Work required :: Find the string "type" in the entries and copy each line that has it.

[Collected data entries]

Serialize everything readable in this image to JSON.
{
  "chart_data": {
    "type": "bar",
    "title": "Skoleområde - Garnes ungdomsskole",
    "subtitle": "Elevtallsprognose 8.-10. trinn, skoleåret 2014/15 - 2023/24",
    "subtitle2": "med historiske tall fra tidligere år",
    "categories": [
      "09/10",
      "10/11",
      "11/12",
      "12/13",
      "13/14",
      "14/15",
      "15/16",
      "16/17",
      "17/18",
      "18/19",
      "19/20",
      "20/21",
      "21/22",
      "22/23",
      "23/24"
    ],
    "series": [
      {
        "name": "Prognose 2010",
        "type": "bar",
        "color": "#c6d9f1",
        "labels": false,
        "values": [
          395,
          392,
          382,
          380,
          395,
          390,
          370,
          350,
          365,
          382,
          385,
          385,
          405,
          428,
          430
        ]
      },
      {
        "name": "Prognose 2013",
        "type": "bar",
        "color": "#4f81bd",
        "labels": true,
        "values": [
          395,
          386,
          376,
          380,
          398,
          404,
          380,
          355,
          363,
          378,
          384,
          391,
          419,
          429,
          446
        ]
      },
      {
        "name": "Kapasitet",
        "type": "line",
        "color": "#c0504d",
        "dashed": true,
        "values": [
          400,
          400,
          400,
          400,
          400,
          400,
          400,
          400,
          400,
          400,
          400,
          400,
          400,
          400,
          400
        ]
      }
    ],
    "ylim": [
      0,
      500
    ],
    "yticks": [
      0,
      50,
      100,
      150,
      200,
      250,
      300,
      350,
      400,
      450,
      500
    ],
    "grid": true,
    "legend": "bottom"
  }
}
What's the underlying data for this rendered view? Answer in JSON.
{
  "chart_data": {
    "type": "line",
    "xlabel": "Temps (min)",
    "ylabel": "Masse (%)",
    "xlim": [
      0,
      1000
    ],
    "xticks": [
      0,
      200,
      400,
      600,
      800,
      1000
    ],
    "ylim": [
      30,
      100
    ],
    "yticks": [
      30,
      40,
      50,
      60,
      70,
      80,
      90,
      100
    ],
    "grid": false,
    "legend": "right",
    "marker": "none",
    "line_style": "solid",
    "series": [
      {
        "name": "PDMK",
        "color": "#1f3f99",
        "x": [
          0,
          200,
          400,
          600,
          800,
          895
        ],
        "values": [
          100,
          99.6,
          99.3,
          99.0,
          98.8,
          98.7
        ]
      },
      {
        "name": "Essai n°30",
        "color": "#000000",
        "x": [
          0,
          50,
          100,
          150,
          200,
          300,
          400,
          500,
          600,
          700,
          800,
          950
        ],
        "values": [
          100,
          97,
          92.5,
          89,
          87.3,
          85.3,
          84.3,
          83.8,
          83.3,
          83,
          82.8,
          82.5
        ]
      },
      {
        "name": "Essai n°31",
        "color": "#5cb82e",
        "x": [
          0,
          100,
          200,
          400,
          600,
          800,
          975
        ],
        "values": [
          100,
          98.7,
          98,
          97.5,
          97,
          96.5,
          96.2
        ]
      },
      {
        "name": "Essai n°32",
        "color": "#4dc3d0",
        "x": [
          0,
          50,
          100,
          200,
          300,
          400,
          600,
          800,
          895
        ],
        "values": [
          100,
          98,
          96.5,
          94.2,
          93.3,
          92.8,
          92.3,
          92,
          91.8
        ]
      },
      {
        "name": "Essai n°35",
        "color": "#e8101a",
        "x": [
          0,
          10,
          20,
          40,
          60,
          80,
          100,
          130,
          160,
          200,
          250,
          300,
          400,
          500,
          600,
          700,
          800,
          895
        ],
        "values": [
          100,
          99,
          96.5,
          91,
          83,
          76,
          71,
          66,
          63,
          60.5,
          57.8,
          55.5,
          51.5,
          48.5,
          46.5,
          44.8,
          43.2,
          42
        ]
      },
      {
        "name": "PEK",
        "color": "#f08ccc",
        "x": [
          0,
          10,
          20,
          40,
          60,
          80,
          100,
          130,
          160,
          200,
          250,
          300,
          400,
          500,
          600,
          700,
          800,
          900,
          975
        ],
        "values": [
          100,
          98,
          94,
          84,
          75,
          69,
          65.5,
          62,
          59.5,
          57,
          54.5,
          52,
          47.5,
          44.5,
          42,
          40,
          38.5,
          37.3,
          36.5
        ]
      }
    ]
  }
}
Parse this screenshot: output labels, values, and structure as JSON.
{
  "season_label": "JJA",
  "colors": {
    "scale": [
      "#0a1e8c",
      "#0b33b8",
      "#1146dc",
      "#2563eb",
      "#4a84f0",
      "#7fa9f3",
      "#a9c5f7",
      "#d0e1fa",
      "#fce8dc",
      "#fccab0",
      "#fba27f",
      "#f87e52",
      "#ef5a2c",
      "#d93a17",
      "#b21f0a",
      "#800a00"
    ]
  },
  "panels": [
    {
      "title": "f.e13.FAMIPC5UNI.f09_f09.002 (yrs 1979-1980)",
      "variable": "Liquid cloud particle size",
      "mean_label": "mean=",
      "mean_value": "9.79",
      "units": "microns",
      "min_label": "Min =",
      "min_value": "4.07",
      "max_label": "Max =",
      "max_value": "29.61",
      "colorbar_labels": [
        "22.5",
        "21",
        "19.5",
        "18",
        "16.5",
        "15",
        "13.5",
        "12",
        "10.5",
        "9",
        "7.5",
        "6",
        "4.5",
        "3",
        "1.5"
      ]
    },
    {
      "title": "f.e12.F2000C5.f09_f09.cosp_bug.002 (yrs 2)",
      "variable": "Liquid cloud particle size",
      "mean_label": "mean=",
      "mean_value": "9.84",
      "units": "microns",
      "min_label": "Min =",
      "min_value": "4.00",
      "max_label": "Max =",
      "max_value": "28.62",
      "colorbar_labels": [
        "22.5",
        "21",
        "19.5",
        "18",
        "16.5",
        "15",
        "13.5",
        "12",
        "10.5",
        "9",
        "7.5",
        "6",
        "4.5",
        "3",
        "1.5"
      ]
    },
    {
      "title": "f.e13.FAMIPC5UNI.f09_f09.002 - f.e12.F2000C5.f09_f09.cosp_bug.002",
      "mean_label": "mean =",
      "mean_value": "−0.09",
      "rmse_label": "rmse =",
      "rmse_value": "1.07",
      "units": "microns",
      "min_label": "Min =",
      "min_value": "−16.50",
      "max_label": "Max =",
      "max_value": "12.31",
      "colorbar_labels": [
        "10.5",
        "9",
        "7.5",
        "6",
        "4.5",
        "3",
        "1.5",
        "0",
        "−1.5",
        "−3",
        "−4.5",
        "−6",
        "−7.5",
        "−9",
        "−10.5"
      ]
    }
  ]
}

Answer below ::
    "type": "bar",
        "type": "bar",
        "type": "bar",
        "type": "line",
    "type": "line",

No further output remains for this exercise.